---------- Kutipan Terpilih ----------
Muhammad al khawarijmi menemukan bilangan nol atau yang biasa disebut “zero”, manusia jika
dianalogikan adalah sebuah ruang bentuk yang diilhami kepandaian secara ruh.
Jazad hanyalah sebagai sarana manusia berinteraksi dalam kehidupannya. Hakikat
kematian memberi pelajaran arti kehidupan yang sesungguhnya bahwa setiap
mahkluk yang bernyawa akan menemui ajalnya. Lantas perjalanan selanjutnya
apakah hanya melalui ruang dimensi lain yang tak dapat disentuh ragawi? Apakah
pemikiran manusia juga akan sepenuhnya hilang?
flicker.com |
Zero dan kosong maupun kekosongan berbeda jauh
maknanya, nol sama dengan zero. Tapi beda dengan kosong. Kita sudah familier
menerapkan dalam pemikiran, bahwa bilangan nol (0) diucapkan kosong. Namun
melihat pengertian keruangan, kosong adalah sebuah dimensi dimana tidak ada
volume apapun didalamnya, lantas mengapa tiap ruang 2 hingga n dimensi bisa
dicari jumlah volumenya? Kita gariskan wise
word sidharta gautama yang mengajarkan kosong adalah isi, isi adalah
kosong. Dalam deret hitung, kita mengenal angka dari 0 hingga n. Lalu mentoknya
ada di bilangan 0 juga. Mungkin kita
semua menganggap uraian diatas hanyalah sebuah omong kosong belaka, tak ada
esensi yang berkaitan dengan kehidupan kita. Ya? Benar. Itu semacam paradigma
yang dipakai secara praksisnya, tak jauh berbeda dengan apa yang diajarkan oleh
karl max tentang ketiadaan. Ketiadaan ada karena keadaan, keadaan menimbulkan
juga ketiadaan. Kita akrab dengan yang namanya kelangkaan suatu hal. Misal
kelangkaan bahan bakar minyak (BBM) karena memang termasuk kedalam exhausted resources atau sumber daya
yang tidak dapat diperbaharui dan berbanding lurus dengan kebutuh manusia yang
terus meningkat tiap detiknya. Kelangkaan dalam ilmu ekonomi juga disebut
dengan scarcity.
----------
- [Tugas Pengerjaan] Lanjutkan tulisan tentang bilangan nol dan kekosongan di atas, dimulai setelah kalimat terakhirnya.
---------- Data Hasil Ekstraksi ----------
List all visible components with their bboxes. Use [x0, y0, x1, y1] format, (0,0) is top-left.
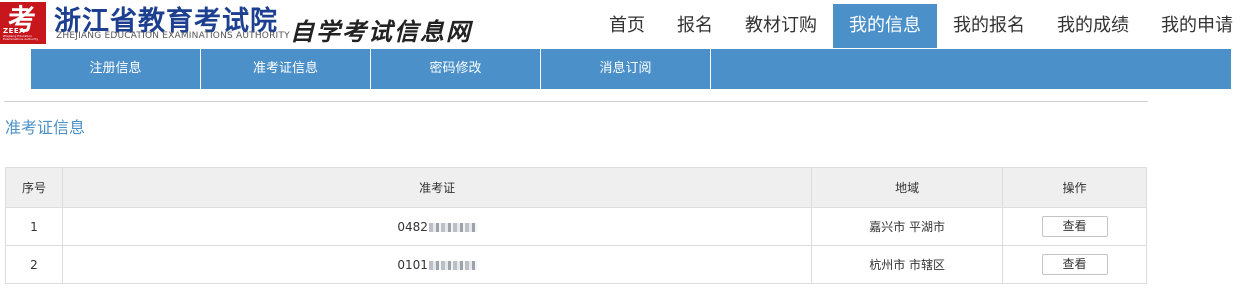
zeea-logo[interactable]: 考 ZEEA Zhejiang Education Examinations A…: [0, 2, 46, 44]
site-name: 自学考试信息网: [290, 18, 472, 46]
row-region: 杭州市 市辖区: [811, 245, 1004, 284]
site-header: 考 ZEEA Zhejiang Education Examinations A…: [0, 0, 1250, 48]
header-index: 序号: [5, 167, 63, 208]
ticket-prefix: 0482: [397, 219, 428, 234]
table-row: 2 0101 杭州市 市辖区 查看: [5, 245, 1147, 284]
view-button[interactable]: 查看: [1041, 216, 1108, 237]
subnav-change-password[interactable]: 密码修改: [371, 49, 541, 89]
ticket-prefix: 0101: [397, 257, 428, 272]
subnav-admission-ticket-info[interactable]: 准考证信息: [201, 49, 371, 89]
nav-my-registration[interactable]: 我的报名: [937, 4, 1041, 48]
admission-ticket-table: 序号 准考证 地域 操作 1 0482 嘉兴市 平湖市 查看 2 0101 杭州…: [5, 167, 1147, 284]
table-header-row: 序号 准考证 地域 操作: [5, 167, 1147, 208]
org-english-name: ZHEJIANG EDUCATION EXAMINATIONS AUTHORIT…: [56, 31, 290, 41]
row-region: 嘉兴市 平湖市: [811, 207, 1004, 246]
view-button[interactable]: 查看: [1041, 254, 1108, 275]
top-navigation: 首页 报名 教材订购 我的信息 我的报名 我的成绩 我的申请: [593, 4, 1249, 48]
redacted-ticket-digits: [428, 260, 477, 270]
row-action-cell: 查看: [1002, 245, 1147, 284]
subnav-message-subscription[interactable]: 消息订阅: [541, 49, 711, 89]
subnav-registration-info[interactable]: 注册信息: [31, 49, 201, 89]
nav-my-applications[interactable]: 我的申请: [1145, 4, 1249, 48]
nav-textbook-order[interactable]: 教材订购: [729, 4, 833, 48]
nav-home[interactable]: 首页: [593, 4, 661, 48]
nav-register[interactable]: 报名: [661, 4, 729, 48]
row-index: 1: [5, 207, 63, 246]
section-divider: [4, 101, 1148, 102]
header-ticket: 准考证: [61, 167, 813, 208]
redacted-ticket-digits: [428, 222, 477, 232]
header-action: 操作: [1002, 167, 1147, 208]
row-action-cell: 查看: [1002, 207, 1147, 246]
row-index: 2: [5, 245, 63, 284]
page-title: 准考证信息: [5, 118, 86, 137]
header-region: 地域: [811, 167, 1004, 208]
nav-my-scores[interactable]: 我的成绩: [1041, 4, 1145, 48]
table-row: 1 0482 嘉兴市 平湖市 查看: [5, 207, 1147, 246]
logo-tiny-text: Zhejiang Education Examinations Authorit…: [3, 34, 39, 41]
row-ticket-number: 0482: [61, 207, 813, 246]
sub-navigation: 注册信息 准考证信息 密码修改 消息订阅: [31, 49, 1231, 89]
row-ticket-number: 0101: [61, 245, 813, 284]
nav-my-info[interactable]: 我的信息: [833, 4, 937, 48]
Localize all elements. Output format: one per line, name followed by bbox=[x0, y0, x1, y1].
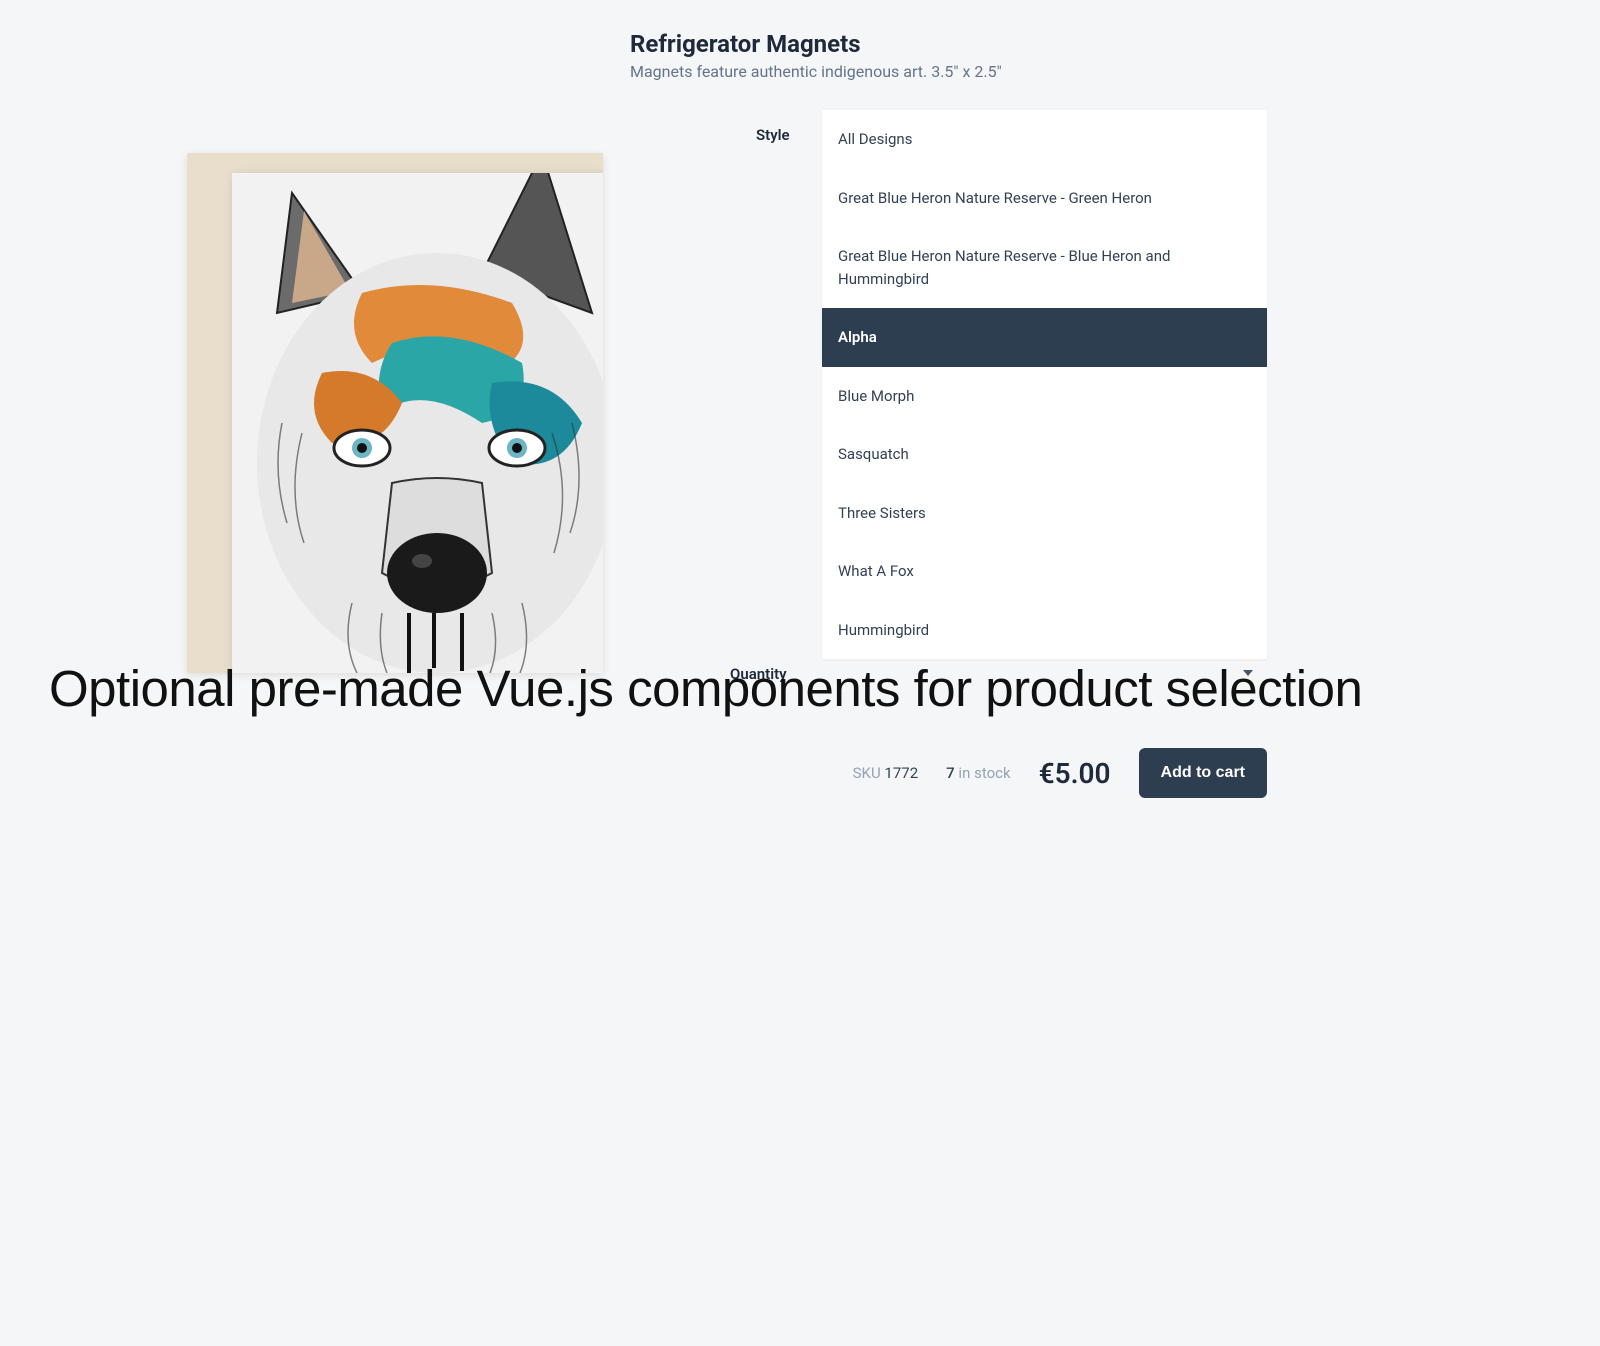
----------
- [Jawaban Akhir]
Manusia juga makhluk yang membutuhkan sesuatu
untuk hidup, survive atau melanjutkan kehidupan bahasa kasarnya, tapi kita
tidak harus secara kasar ( memaksa ) untuk mendapatkan sesuatu karena keadaan
yang sangat terpaksa sekalipun. Meskipun manusia dibekali akal untuk bertindak,
mengapa tidak digunakan untuk hal yang berdampak positiv? Al-Gore, peraih nobel
pelestarian lingkungan dunia, adalah seorang senator AS, meskipun tidak jadi
presiden tapi ia berhasil menyakinkan bahwa zaman kita adalah warisan dari
peradaban manusia sebelumnya, tetapi bagaiamana kita juga ditangguhkan untuk
keadaan 20 tahun yang akan mendatang? Pernyataan yang hingga kini masih
terkenang yaitu, apa yang kita lakukan sekarang adalah nantinya akan berdampak
besar untuk 2 dekade tahun mendatang, kehidupan anak-cucu kita. Mulailah disitu
kita disadarkan tentang pentingnya memikirkan sebelum bertindak, sustainable
development ( pembangunan berkelanjutan ) tanpa harus mengorbankan apa yang
seharusnya anak-cucu kita nikmati di zamannya. Karena menekankan apa yang harus
kita lakukan sekarang adalah belum cukup adanya jika hanya memikirkan besok
atau lusa saja.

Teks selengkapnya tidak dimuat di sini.